▶ STATED EXERCISE
Count the lines below that contain the word "this", and reply with that number alone.
--- Start of EXERCISE DATA ---
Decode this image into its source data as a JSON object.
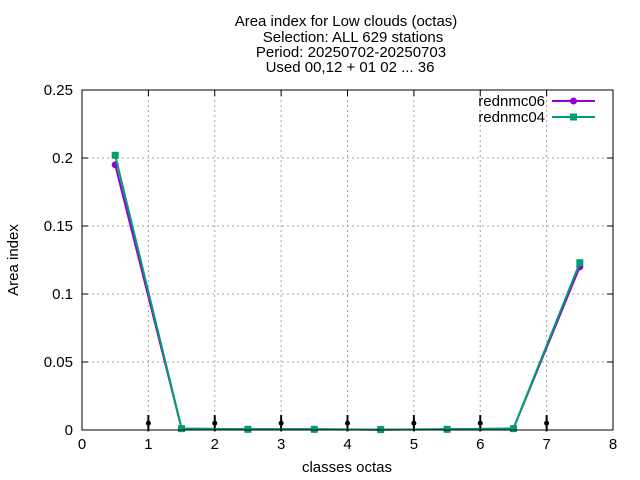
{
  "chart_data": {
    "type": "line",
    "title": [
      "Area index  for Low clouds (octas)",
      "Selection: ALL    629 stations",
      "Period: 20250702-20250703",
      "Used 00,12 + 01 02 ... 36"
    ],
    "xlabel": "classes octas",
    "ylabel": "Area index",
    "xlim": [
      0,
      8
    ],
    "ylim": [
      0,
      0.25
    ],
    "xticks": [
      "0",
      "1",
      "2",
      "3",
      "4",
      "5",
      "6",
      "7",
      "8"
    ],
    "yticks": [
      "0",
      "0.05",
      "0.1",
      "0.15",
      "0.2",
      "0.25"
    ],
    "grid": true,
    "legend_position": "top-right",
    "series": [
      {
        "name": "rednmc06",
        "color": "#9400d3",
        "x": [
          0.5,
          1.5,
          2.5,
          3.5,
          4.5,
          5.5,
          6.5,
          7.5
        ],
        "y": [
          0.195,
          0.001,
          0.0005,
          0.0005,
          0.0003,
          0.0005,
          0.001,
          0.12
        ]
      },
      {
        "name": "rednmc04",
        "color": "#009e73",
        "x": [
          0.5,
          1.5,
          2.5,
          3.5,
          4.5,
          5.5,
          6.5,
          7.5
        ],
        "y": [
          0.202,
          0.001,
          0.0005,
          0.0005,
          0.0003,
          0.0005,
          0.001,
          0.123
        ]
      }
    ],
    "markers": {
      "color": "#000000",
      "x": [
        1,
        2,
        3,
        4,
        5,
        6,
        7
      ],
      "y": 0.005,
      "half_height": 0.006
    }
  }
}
--- End of EXERCISE DATA ---
--- Start of EXERCISE DATA ---
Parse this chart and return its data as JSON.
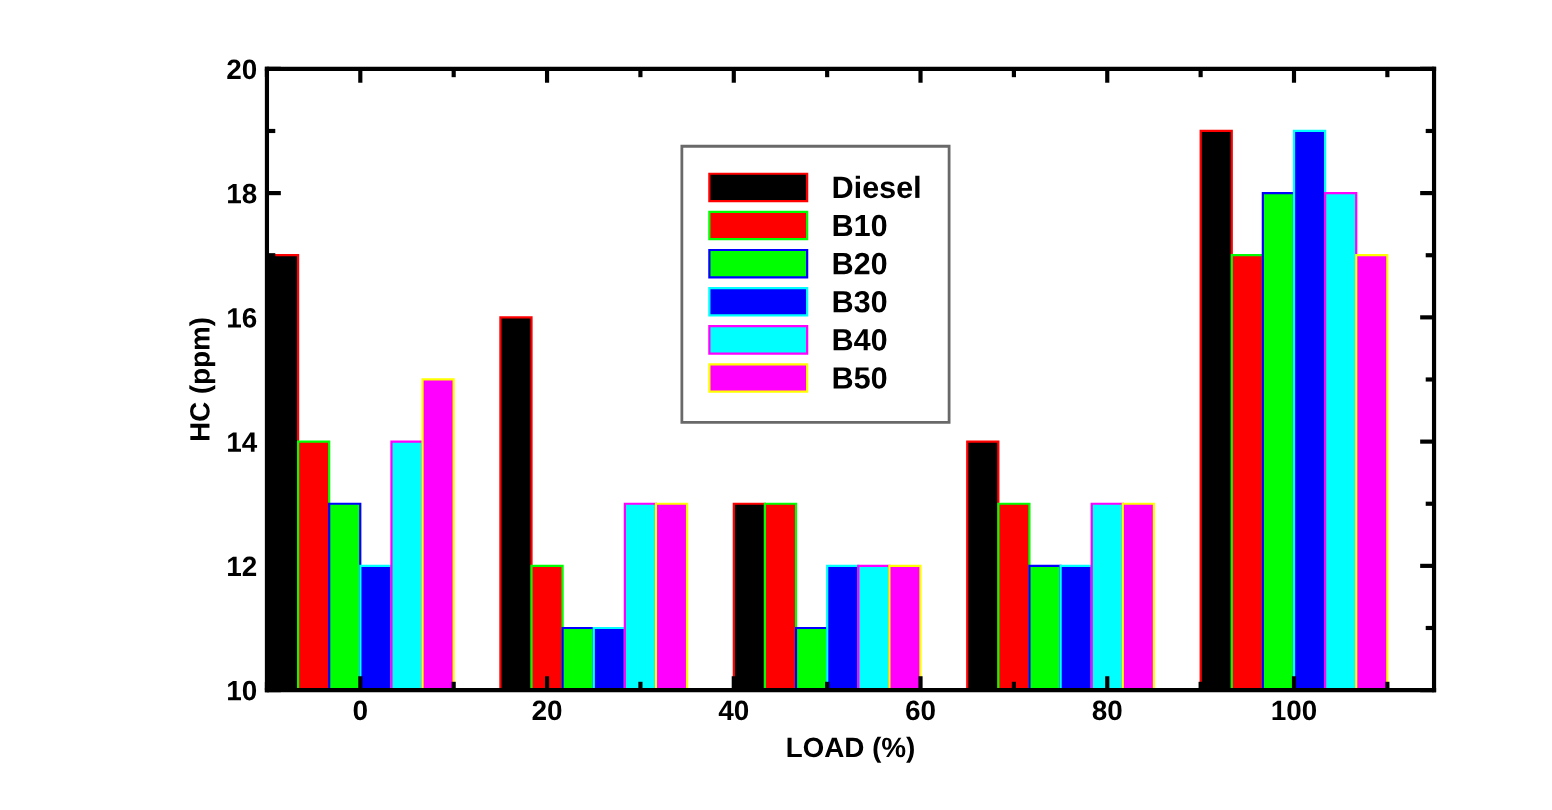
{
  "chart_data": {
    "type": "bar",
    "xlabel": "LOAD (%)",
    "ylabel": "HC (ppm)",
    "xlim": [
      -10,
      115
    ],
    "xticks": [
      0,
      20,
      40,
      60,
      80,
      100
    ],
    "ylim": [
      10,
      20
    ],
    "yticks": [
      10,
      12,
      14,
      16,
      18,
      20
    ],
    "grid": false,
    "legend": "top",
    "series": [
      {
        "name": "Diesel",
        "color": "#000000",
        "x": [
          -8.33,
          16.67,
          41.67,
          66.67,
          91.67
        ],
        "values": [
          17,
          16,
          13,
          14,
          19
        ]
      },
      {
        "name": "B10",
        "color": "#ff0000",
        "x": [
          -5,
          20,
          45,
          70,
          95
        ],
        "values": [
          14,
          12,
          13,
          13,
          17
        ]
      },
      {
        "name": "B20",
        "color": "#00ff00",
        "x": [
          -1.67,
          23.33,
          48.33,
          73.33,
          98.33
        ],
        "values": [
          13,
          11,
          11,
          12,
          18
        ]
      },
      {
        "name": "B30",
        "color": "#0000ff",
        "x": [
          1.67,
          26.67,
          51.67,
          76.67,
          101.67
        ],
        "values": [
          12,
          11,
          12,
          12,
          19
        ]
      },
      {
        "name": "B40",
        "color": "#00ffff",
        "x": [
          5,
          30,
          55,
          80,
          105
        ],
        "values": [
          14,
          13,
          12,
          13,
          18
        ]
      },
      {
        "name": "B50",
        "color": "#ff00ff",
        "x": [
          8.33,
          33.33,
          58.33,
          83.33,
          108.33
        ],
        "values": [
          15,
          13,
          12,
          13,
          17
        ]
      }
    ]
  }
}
--- End of EXERCISE DATA ---
--- Start of EXERCISE DATA ---
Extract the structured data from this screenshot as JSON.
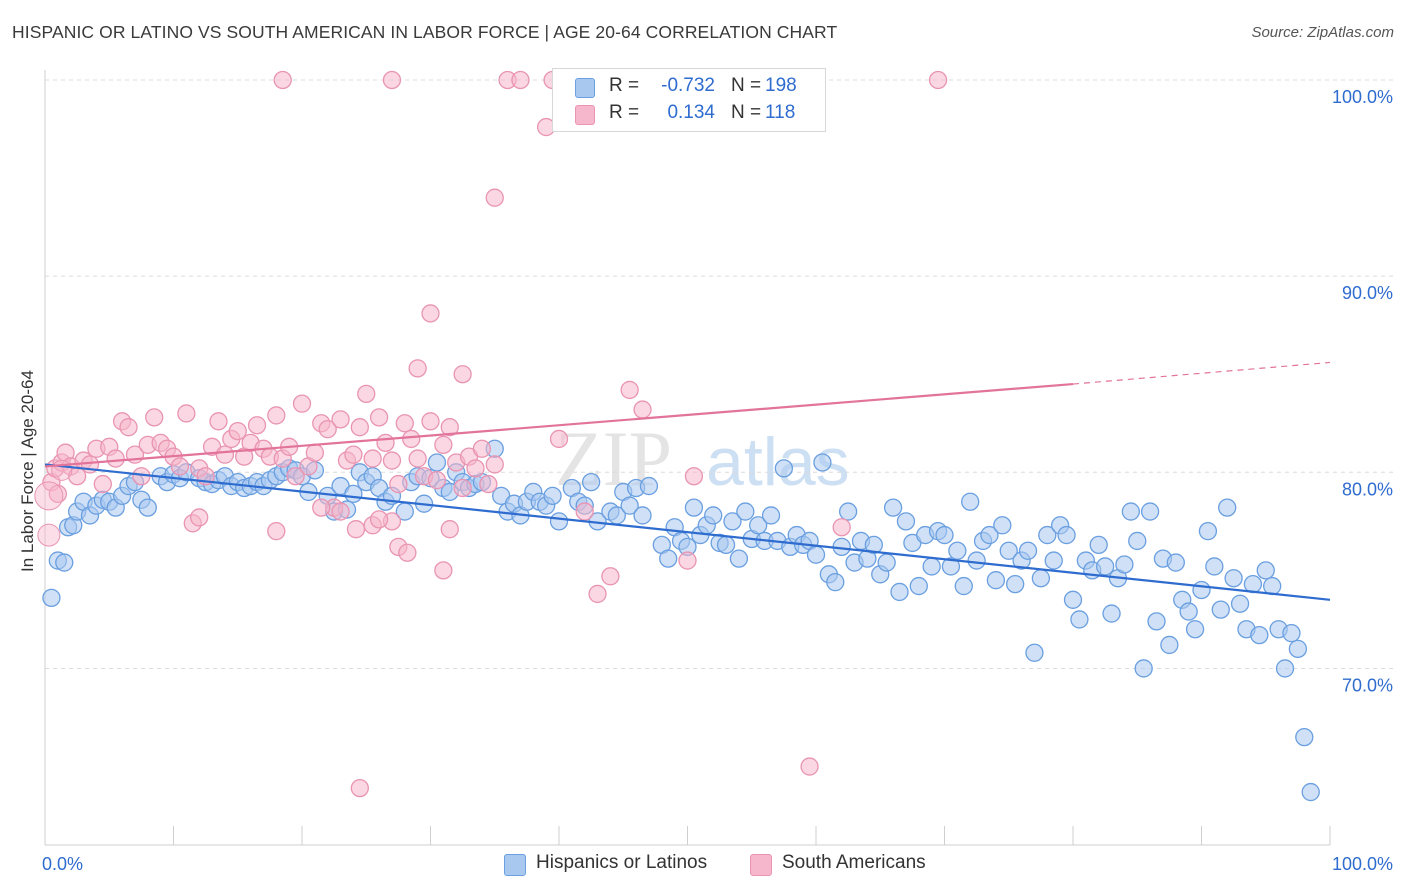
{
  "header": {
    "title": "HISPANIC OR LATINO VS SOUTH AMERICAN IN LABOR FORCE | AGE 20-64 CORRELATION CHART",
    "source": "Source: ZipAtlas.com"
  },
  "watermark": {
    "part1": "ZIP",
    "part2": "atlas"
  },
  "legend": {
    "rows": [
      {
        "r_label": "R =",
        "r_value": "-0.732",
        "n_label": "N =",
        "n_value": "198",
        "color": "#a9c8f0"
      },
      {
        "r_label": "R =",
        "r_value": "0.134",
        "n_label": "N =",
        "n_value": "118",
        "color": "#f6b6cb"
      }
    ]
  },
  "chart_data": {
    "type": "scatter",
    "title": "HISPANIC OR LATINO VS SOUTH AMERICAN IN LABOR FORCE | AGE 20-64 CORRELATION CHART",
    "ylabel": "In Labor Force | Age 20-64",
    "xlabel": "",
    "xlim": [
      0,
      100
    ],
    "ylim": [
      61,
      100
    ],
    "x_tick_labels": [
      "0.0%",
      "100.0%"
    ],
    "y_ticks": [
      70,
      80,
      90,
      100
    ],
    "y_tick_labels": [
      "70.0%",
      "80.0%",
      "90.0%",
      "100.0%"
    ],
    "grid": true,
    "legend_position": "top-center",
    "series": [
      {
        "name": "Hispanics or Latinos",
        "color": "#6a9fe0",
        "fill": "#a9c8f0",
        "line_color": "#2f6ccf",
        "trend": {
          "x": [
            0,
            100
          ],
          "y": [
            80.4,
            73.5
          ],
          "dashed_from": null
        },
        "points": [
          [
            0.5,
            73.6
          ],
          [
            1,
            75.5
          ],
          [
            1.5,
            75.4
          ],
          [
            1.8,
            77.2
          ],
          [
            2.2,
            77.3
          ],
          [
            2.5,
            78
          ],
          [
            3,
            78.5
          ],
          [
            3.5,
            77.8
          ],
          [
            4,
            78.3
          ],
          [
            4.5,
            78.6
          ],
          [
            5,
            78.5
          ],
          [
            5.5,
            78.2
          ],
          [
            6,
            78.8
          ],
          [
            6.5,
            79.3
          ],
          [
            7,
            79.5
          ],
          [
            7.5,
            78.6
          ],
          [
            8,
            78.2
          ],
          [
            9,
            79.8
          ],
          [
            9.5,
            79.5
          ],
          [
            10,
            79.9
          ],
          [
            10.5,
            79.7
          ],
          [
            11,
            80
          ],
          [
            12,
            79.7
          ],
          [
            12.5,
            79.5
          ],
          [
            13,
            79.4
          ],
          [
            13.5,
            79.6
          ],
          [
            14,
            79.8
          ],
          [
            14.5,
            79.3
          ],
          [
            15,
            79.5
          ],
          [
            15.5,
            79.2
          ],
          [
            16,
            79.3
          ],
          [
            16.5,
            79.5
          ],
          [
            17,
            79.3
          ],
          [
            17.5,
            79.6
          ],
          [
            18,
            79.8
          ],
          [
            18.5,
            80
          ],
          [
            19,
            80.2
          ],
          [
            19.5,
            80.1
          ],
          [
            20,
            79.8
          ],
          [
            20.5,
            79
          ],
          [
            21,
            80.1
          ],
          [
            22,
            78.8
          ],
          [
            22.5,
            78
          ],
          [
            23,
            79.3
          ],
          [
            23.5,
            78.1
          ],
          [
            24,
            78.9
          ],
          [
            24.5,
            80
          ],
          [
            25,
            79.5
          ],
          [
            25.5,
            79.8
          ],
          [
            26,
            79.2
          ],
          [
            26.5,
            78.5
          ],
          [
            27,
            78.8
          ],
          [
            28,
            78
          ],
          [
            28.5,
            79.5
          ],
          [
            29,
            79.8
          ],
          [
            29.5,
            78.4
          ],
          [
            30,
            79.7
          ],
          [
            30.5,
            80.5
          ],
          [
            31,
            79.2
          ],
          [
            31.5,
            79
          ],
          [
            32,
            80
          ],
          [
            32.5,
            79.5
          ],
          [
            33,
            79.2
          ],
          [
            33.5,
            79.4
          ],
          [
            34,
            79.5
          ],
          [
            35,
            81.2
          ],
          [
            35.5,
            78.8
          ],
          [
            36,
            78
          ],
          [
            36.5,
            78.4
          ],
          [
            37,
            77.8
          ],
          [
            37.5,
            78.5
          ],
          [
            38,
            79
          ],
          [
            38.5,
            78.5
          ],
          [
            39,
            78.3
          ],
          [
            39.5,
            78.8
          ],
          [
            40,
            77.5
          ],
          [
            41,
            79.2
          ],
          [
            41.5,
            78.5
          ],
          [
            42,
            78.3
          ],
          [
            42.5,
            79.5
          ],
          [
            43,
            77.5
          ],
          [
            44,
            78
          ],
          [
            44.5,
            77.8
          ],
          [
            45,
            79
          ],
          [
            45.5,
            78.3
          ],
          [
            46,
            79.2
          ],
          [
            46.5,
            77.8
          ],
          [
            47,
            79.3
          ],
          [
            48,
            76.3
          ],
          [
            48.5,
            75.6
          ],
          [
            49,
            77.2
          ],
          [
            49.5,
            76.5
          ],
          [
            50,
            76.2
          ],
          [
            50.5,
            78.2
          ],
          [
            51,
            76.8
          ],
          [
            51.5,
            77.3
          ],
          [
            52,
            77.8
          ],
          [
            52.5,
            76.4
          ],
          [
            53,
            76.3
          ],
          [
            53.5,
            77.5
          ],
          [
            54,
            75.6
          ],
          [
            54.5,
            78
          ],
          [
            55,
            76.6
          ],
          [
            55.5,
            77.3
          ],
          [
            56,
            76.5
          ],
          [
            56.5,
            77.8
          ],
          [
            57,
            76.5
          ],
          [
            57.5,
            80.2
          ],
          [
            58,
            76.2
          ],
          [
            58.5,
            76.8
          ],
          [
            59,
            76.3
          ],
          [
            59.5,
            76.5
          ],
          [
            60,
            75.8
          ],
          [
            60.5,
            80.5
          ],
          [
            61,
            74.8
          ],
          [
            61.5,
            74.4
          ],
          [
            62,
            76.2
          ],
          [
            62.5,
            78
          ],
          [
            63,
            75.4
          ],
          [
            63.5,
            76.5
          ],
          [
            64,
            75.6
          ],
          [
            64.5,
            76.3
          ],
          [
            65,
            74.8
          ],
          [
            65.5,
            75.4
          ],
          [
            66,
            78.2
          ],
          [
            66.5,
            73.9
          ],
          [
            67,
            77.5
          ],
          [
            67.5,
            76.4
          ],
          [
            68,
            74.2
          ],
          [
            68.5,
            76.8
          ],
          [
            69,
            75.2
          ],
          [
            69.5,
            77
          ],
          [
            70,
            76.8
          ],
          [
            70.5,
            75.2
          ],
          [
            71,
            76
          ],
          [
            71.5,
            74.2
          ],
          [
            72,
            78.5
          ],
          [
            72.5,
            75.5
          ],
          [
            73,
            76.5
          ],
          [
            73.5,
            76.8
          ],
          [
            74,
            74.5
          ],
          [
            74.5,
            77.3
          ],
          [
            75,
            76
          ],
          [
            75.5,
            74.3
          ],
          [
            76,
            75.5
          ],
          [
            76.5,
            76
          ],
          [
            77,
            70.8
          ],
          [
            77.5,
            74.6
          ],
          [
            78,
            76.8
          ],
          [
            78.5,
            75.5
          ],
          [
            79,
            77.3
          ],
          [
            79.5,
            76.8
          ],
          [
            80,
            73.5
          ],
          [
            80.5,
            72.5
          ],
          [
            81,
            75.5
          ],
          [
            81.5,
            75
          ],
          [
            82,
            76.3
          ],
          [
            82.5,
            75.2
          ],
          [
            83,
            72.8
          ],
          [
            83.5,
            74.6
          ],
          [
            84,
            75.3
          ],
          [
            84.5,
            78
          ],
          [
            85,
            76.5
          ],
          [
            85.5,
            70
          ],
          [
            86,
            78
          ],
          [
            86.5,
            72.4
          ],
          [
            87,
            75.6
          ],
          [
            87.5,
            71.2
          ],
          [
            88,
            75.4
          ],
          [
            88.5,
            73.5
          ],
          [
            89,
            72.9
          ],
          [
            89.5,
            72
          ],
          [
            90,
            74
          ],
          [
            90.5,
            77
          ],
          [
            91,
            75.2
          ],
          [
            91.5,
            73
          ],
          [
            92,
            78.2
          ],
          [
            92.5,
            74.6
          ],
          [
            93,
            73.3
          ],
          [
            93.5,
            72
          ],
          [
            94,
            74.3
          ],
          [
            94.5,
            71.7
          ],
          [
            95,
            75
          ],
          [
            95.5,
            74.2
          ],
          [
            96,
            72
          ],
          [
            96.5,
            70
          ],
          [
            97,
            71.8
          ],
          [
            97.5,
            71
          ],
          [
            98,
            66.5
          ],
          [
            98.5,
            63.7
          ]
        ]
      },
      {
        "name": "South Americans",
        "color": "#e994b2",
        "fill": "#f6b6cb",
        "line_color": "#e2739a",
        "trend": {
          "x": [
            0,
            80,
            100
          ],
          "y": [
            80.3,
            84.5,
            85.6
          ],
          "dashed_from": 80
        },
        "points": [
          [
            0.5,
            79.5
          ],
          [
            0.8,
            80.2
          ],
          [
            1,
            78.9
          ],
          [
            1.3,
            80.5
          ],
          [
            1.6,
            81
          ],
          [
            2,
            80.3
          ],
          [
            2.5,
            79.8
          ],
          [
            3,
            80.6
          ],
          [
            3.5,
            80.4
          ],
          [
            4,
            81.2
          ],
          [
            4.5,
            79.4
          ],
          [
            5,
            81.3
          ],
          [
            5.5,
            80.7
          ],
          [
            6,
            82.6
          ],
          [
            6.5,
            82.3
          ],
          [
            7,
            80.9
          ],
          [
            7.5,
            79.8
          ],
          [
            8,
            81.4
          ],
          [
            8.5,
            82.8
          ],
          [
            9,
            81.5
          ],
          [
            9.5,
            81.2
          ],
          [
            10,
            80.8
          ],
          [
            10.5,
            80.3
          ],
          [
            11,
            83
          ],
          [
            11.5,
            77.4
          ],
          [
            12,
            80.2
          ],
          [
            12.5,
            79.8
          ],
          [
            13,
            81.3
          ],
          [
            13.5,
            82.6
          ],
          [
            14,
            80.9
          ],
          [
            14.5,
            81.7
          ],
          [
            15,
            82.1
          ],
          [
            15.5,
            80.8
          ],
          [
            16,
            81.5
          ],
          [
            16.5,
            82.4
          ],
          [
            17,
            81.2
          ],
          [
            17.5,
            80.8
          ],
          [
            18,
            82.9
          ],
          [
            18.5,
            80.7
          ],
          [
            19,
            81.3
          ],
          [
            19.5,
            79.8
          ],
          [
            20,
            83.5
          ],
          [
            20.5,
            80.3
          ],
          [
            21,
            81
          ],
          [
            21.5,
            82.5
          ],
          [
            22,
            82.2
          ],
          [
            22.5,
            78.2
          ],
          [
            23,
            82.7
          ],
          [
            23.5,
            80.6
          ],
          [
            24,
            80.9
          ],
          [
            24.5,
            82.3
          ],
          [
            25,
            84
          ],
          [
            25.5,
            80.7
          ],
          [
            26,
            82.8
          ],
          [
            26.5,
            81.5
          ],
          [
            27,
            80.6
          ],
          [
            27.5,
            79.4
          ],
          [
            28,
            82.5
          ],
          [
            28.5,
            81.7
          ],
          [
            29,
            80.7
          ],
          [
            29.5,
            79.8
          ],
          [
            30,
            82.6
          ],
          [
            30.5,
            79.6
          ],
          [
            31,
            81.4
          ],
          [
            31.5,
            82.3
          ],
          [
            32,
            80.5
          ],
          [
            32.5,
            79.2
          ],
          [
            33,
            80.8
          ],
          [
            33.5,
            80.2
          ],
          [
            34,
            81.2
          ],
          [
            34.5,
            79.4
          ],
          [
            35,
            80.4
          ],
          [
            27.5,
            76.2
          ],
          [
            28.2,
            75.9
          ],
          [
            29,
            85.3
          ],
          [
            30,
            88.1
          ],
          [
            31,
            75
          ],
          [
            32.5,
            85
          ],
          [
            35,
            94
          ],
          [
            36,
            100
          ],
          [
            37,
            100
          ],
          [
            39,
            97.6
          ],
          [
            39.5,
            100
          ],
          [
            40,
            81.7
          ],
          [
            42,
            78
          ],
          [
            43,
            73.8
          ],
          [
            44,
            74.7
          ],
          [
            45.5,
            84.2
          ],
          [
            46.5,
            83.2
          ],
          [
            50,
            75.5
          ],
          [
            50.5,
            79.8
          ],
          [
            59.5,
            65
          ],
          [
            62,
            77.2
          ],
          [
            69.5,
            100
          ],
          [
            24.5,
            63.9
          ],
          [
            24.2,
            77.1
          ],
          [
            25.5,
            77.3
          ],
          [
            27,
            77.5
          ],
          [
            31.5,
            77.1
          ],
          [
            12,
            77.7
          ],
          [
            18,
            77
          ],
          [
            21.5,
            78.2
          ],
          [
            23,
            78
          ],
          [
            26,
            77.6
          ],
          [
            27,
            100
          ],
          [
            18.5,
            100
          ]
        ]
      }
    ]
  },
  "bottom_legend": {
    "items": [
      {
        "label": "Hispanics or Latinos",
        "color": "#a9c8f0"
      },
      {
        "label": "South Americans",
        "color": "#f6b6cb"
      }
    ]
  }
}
--- End of EXERCISE DATA ---
▶ EXERCISE SOLUTION
3